■ Problem requirements ■
Duplicate the lines starting with the line containing "menu-help[interactable]: Help <box>36" and going on through the line containing "cell-avg: 0.029 ms <box>191 392 285 406</box>", keeping both of those lines.

■ Data records ■
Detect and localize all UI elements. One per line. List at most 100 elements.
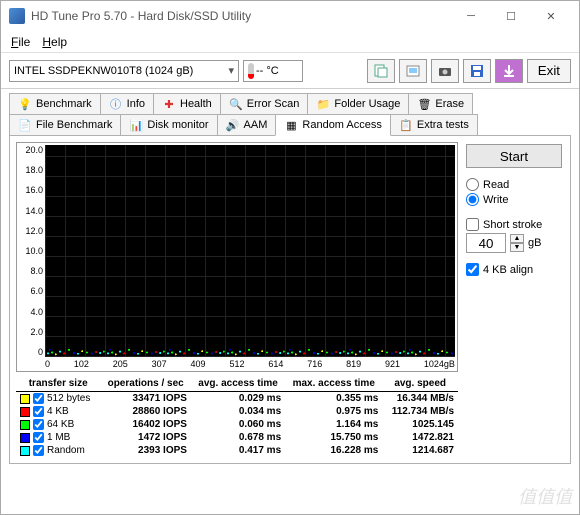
menu-help[interactable]: Help <box>36 33 73 51</box>
write-radio[interactable]: Write <box>466 193 562 206</box>
right-panel: Start Read Write Short stroke ▲ ▼ gB <box>464 142 564 457</box>
cell-avg: 0.029 ms <box>191 392 285 406</box>
tab-folder-usage[interactable]: 📁Folder Usage <box>307 93 409 114</box>
tabs-row-1: 💡Benchmark ⓘInfo ✚Health 🔍Error Scan 📁Fo… <box>9 93 571 114</box>
cell-max: 16.228 ms <box>285 444 382 457</box>
cell-ops: 28860 IOPS <box>100 405 191 418</box>
close-button[interactable]: ✕ <box>531 2 571 30</box>
download-button[interactable] <box>495 59 523 83</box>
menubar: File Help <box>1 31 579 53</box>
cell-avg: 0.060 ms <box>191 418 285 431</box>
series-checkbox[interactable] <box>33 406 44 417</box>
speaker-icon: 🔊 <box>226 118 240 132</box>
short-stroke-unit: gB <box>528 237 541 249</box>
mode-radio-group: Read Write <box>466 176 562 208</box>
monitor-icon: 📊 <box>129 118 143 132</box>
watermark: 值值值 <box>518 483 572 509</box>
cell-avg: 0.678 ms <box>191 431 285 444</box>
trash-icon: 🗑 <box>417 97 431 111</box>
cell-avg: 0.417 ms <box>191 444 285 457</box>
col-max-access: max. access time <box>285 376 382 392</box>
cell-speed: 1214.687 <box>382 444 458 457</box>
info-icon: ⓘ <box>109 97 123 111</box>
short-stroke-checkbox[interactable]: Short stroke <box>466 218 562 231</box>
file-bench-icon: 📄 <box>18 118 32 132</box>
folder-icon: 📁 <box>316 97 330 111</box>
tab-info[interactable]: ⓘInfo <box>100 93 154 114</box>
cell-speed: 112.734 MB/s <box>382 405 458 418</box>
series-label: Random <box>47 445 85 456</box>
tab-health[interactable]: ✚Health <box>153 93 221 114</box>
tab-erase[interactable]: 🗑Erase <box>408 93 473 114</box>
series-checkbox[interactable] <box>33 445 44 456</box>
short-stroke-input[interactable] <box>466 233 506 253</box>
chart-plot-area <box>45 145 455 357</box>
series-label: 512 bytes <box>47 393 90 404</box>
short-stroke-spinner: ▲ ▼ gB <box>466 233 562 253</box>
health-icon: ✚ <box>162 97 176 111</box>
tab-disk-monitor[interactable]: 📊Disk monitor <box>120 114 217 135</box>
cell-speed: 16.344 MB/s <box>382 392 458 406</box>
series-checkbox[interactable] <box>33 432 44 443</box>
table-row: Random 2393 IOPS0.417 ms16.228 ms1214.687 <box>16 444 458 457</box>
save-button[interactable] <box>463 59 491 83</box>
copy-screenshot-button[interactable] <box>399 59 427 83</box>
minimize-button[interactable]: ─ <box>451 2 491 30</box>
spinner-buttons: ▲ ▼ <box>510 234 524 252</box>
toolbar: INTEL SSDPEKNW010T8 (1024 gB) -- °C Exit <box>1 53 579 89</box>
tab-file-benchmark[interactable]: 📄File Benchmark <box>9 114 121 135</box>
align-checkbox[interactable]: 4 KB align <box>466 263 562 276</box>
drive-select-value: INTEL SSDPEKNW010T8 (1024 gB) <box>14 65 193 77</box>
tabs-row-2: 📄File Benchmark 📊Disk monitor 🔊AAM ▦Rand… <box>9 114 571 135</box>
drive-select[interactable]: INTEL SSDPEKNW010T8 (1024 gB) <box>9 60 239 82</box>
cell-ops: 33471 IOPS <box>100 392 191 406</box>
window-title: HD Tune Pro 5.70 - Hard Disk/SSD Utility <box>31 9 451 23</box>
chart-y-axis: 20.0 18.0 16.0 14.0 12.0 10.0 8.0 6.0 4.… <box>17 143 45 371</box>
cell-max: 15.750 ms <box>285 431 382 444</box>
tab-random-access[interactable]: ▦Random Access <box>275 114 390 136</box>
screenshot-button[interactable] <box>431 59 459 83</box>
temperature-value: -- °C <box>256 65 279 77</box>
titlebar: HD Tune Pro 5.70 - Hard Disk/SSD Utility… <box>1 1 579 31</box>
cell-speed: 1025.145 <box>382 418 458 431</box>
tab-aam[interactable]: 🔊AAM <box>217 114 277 135</box>
series-color-icon <box>20 420 30 430</box>
series-color-icon <box>20 394 30 404</box>
copy-info-button[interactable] <box>367 59 395 83</box>
chart-scatter-points <box>45 339 455 357</box>
series-label: 64 KB <box>47 419 74 430</box>
cell-speed: 1472.821 <box>382 431 458 444</box>
thermometer-icon <box>248 63 254 79</box>
random-access-icon: ▦ <box>284 118 298 132</box>
cell-ops: 16402 IOPS <box>100 418 191 431</box>
left-panel: ms 20.0 18.0 16.0 14.0 12.0 10.0 8.0 6.0… <box>16 142 458 457</box>
col-transfer-size: transfer size <box>16 376 100 392</box>
table-row: 4 KB28860 IOPS0.034 ms0.975 ms112.734 MB… <box>16 405 458 418</box>
tab-benchmark[interactable]: 💡Benchmark <box>9 93 101 114</box>
menu-file[interactable]: File <box>5 33 36 51</box>
table-row: 512 bytes 33471 IOPS0.029 ms0.355 ms16.34… <box>16 392 458 406</box>
series-checkbox[interactable] <box>33 393 44 404</box>
maximize-button[interactable]: ☐ <box>491 2 531 30</box>
cell-max: 0.355 ms <box>285 392 382 406</box>
series-checkbox[interactable] <box>33 419 44 430</box>
series-color-icon <box>20 446 30 456</box>
cell-ops: 2393 IOPS <box>100 444 191 457</box>
tab-error-scan[interactable]: 🔍Error Scan <box>220 93 309 114</box>
start-button[interactable]: Start <box>466 144 562 168</box>
series-color-icon <box>20 407 30 417</box>
tab-extra-tests[interactable]: 📋Extra tests <box>390 114 478 135</box>
col-ops: operations / sec <box>100 376 191 392</box>
short-stroke-group: Short stroke ▲ ▼ gB <box>466 216 562 253</box>
col-avg-speed: avg. speed <box>382 376 458 392</box>
read-radio[interactable]: Read <box>466 178 562 191</box>
tab-content: ms 20.0 18.0 16.0 14.0 12.0 10.0 8.0 6.0… <box>9 135 571 464</box>
cell-max: 1.164 ms <box>285 418 382 431</box>
spin-down[interactable]: ▼ <box>510 243 524 252</box>
exit-button[interactable]: Exit <box>527 59 571 83</box>
spin-up[interactable]: ▲ <box>510 234 524 243</box>
chart-x-axis: 0 102 205 307 409 512 614 716 819 921 10… <box>45 359 455 371</box>
results-table: transfer size operations / sec avg. acce… <box>16 376 458 457</box>
lightbulb-icon: 💡 <box>18 97 32 111</box>
cell-max: 0.975 ms <box>285 405 382 418</box>
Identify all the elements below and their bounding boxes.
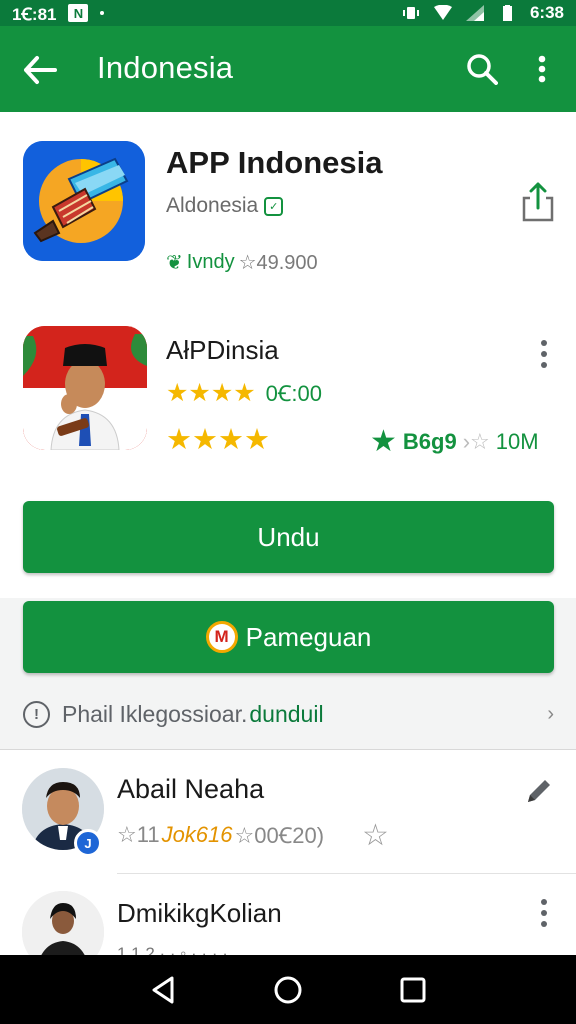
- secondary-action-label: Pameguan: [245, 621, 372, 652]
- edit-button[interactable]: [524, 776, 554, 806]
- back-button[interactable]: [20, 50, 60, 90]
- info-row[interactable]: ! Phail Iklegossioar. dunduil ›: [23, 696, 554, 732]
- app-icon[interactable]: [23, 141, 145, 261]
- review-more-button[interactable]: [532, 896, 556, 930]
- more-vert-icon: [538, 55, 546, 83]
- page-title: Indonesia: [97, 50, 234, 85]
- green-star-icon: ★: [370, 425, 397, 458]
- developer-name: Aldonesia: [166, 194, 259, 217]
- chevron-right-icon: ›: [547, 702, 554, 725]
- rate-star-button[interactable]: ☆: [362, 818, 389, 853]
- triangle-back-icon: [152, 976, 174, 1003]
- status-time-left: 1Ꞓ:81: [12, 4, 57, 24]
- nav-back-button[interactable]: [141, 968, 185, 1012]
- developer-name: AłPDinsia: [166, 335, 279, 365]
- signal-icon: [465, 5, 484, 21]
- circle-home-icon: [274, 976, 302, 1003]
- row-divider: [117, 873, 576, 874]
- notification-icon: N: [68, 4, 89, 22]
- review-count: ☆00Ꞓ20): [234, 823, 325, 848]
- app-title: APP Indonesia: [166, 145, 383, 180]
- battery-icon: [502, 5, 512, 21]
- wifi-icon: [433, 5, 452, 20]
- rank-value: B6g9: [402, 428, 457, 454]
- person-portrait-icon: [23, 326, 147, 450]
- nav-recents-button[interactable]: [391, 968, 435, 1012]
- verified-icon: ✓: [264, 196, 284, 216]
- secondary-action-button[interactable]: M Pameguan: [23, 601, 554, 673]
- rating-stars: ★★★★ 0Ꞓ:00: [166, 378, 322, 408]
- install-button-label: Undu: [257, 521, 320, 552]
- review-highlight: Jok616: [161, 822, 233, 847]
- app-logo-icon: [23, 141, 145, 261]
- rating-count: 0Ꞓ:00: [265, 381, 323, 406]
- nav-home-button[interactable]: [266, 968, 310, 1012]
- star-rating-icon: ★★★★: [166, 424, 270, 456]
- status-time-right: 6:38: [529, 3, 564, 22]
- star-rating-icon: ★★★★: [166, 379, 256, 407]
- reviewer-name: DmikikgKolian: [117, 898, 282, 928]
- vibrate-icon: [402, 7, 419, 19]
- system-nav-bar: [0, 955, 576, 1024]
- overflow-menu-button[interactable]: [524, 48, 560, 90]
- info-link[interactable]: dunduil: [249, 701, 323, 728]
- section-divider: [0, 749, 576, 750]
- size-separator: ›☆: [462, 428, 490, 454]
- square-recents-icon: [400, 977, 426, 1002]
- info-text: Phail Iklegossioar.: [62, 700, 248, 727]
- app-rating: ☆49.900: [238, 252, 318, 274]
- pencil-icon: [528, 780, 550, 802]
- share-button[interactable]: [520, 180, 556, 224]
- status-bar: 1Ꞓ:81 N 6:38: [0, 0, 576, 26]
- developer-avatar[interactable]: [23, 326, 147, 450]
- rating-stars-row-2: ★★★★: [166, 422, 270, 457]
- app-meta: ❦ Ivndy ☆49.900: [166, 250, 318, 275]
- install-button[interactable]: Undu: [23, 501, 554, 573]
- app-tag: Ivndy: [186, 251, 235, 273]
- developer-link[interactable]: Aldonesia ✓: [166, 194, 284, 218]
- app-rank: ★ B6g9 ›☆ 10M: [370, 424, 539, 459]
- reviewer-badge-icon: J: [74, 829, 102, 857]
- info-icon: !: [23, 700, 50, 728]
- review-meta: ☆11 Jok616 ☆00Ꞓ20): [117, 820, 324, 850]
- more-vert-icon: [541, 340, 547, 368]
- leaf-icon: ❦: [166, 252, 183, 274]
- share-icon: [522, 182, 554, 222]
- more-vert-icon: [541, 899, 547, 927]
- search-icon: [467, 54, 498, 85]
- arrow-back-icon: [24, 56, 57, 84]
- app-size: 10M: [495, 428, 539, 454]
- developer-more-button[interactable]: [532, 336, 556, 372]
- coin-icon: M: [205, 621, 238, 653]
- screen: 1Ꞓ:81 N 6:38 Indonesia APP Indonesia Ald…: [0, 0, 576, 1024]
- search-button[interactable]: [462, 48, 502, 90]
- review-rating: ☆11: [117, 822, 160, 847]
- reviewer-name: Abail Neaha: [117, 774, 265, 804]
- app-bar: Indonesia: [0, 26, 576, 112]
- notification-dot-icon: [100, 11, 105, 15]
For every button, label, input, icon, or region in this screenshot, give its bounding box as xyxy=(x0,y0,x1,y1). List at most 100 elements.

■ Complete output ■
menu-help[interactable]: Help <box>36 33 73 51</box>
write-radio[interactable]: Write <box>466 193 562 206</box>
right-panel: Start Read Write Short stroke ▲ ▼ gB <box>464 142 564 457</box>
cell-avg: 0.029 ms <box>191 392 285 406</box>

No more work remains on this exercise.